→ **What this task involves**: From the data that follows, report how many lines hold the string "обеспечение", giving only the number.

→ **Data for this exercise**:
────

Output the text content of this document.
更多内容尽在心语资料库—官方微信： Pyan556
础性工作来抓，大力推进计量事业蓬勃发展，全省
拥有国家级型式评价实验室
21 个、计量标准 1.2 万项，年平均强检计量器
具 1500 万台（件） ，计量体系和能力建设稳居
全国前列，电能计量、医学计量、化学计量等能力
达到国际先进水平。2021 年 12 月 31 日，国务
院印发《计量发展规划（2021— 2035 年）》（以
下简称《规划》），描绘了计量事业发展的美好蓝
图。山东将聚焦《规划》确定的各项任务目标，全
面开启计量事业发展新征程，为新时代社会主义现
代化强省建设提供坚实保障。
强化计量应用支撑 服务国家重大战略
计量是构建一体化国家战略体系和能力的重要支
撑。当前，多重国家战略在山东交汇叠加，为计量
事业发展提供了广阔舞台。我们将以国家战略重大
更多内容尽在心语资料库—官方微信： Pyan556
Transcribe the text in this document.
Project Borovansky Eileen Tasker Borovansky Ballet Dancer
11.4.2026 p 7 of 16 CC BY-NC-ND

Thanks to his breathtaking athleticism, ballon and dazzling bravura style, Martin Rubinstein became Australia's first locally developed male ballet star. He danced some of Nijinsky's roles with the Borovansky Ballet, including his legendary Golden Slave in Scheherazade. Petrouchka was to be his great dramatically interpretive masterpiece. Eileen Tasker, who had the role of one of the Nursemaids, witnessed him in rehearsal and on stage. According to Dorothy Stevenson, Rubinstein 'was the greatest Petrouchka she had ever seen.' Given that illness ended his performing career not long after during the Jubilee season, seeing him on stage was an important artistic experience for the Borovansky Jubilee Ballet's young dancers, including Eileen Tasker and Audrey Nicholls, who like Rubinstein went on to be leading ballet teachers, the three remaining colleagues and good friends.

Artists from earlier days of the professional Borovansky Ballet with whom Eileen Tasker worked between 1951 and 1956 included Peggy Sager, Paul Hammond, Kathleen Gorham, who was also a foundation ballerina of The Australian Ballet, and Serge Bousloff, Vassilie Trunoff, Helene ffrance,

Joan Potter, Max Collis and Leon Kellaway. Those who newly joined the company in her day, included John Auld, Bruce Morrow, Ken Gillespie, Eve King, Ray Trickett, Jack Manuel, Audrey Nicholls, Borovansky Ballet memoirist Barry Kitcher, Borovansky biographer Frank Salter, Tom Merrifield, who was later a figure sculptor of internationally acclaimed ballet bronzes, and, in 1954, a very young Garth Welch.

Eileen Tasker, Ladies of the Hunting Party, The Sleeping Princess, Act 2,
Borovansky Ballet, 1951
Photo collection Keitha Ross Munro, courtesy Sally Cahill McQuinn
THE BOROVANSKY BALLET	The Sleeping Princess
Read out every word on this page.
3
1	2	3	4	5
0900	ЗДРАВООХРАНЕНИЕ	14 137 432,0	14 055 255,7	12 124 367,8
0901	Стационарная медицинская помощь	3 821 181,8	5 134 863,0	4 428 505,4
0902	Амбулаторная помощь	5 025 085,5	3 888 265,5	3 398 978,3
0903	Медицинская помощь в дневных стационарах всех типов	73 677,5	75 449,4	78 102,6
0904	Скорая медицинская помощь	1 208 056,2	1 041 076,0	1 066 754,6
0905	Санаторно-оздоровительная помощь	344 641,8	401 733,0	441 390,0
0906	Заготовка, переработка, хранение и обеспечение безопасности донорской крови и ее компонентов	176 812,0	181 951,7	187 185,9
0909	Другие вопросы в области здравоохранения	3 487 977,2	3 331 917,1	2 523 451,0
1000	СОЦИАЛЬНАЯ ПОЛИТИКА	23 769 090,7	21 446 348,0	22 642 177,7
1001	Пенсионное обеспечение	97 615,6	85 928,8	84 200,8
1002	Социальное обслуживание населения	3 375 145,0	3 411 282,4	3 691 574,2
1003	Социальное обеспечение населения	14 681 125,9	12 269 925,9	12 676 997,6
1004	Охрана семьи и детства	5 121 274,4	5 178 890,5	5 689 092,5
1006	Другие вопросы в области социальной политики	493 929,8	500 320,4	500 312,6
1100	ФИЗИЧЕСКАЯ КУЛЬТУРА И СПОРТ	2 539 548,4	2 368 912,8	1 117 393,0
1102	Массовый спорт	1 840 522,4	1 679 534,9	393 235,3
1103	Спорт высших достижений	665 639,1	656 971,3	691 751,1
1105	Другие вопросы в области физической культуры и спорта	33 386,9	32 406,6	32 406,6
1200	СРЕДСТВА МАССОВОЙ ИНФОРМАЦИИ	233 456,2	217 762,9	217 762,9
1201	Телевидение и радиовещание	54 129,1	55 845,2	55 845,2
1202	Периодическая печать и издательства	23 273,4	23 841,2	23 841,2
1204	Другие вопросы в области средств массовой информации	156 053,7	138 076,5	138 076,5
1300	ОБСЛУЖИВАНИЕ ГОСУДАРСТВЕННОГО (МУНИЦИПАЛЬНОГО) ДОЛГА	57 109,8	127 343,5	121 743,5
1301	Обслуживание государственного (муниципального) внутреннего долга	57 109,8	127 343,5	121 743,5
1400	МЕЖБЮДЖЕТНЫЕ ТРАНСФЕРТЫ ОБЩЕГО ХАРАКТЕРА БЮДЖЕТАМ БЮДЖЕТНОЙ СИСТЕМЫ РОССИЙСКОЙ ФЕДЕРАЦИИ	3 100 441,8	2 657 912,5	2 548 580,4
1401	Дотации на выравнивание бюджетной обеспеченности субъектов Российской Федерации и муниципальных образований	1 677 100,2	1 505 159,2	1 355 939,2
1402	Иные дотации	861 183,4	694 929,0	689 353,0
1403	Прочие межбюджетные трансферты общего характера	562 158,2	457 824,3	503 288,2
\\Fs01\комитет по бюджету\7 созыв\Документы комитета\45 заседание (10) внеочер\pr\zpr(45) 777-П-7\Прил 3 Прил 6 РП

────

→ **Task result**: 3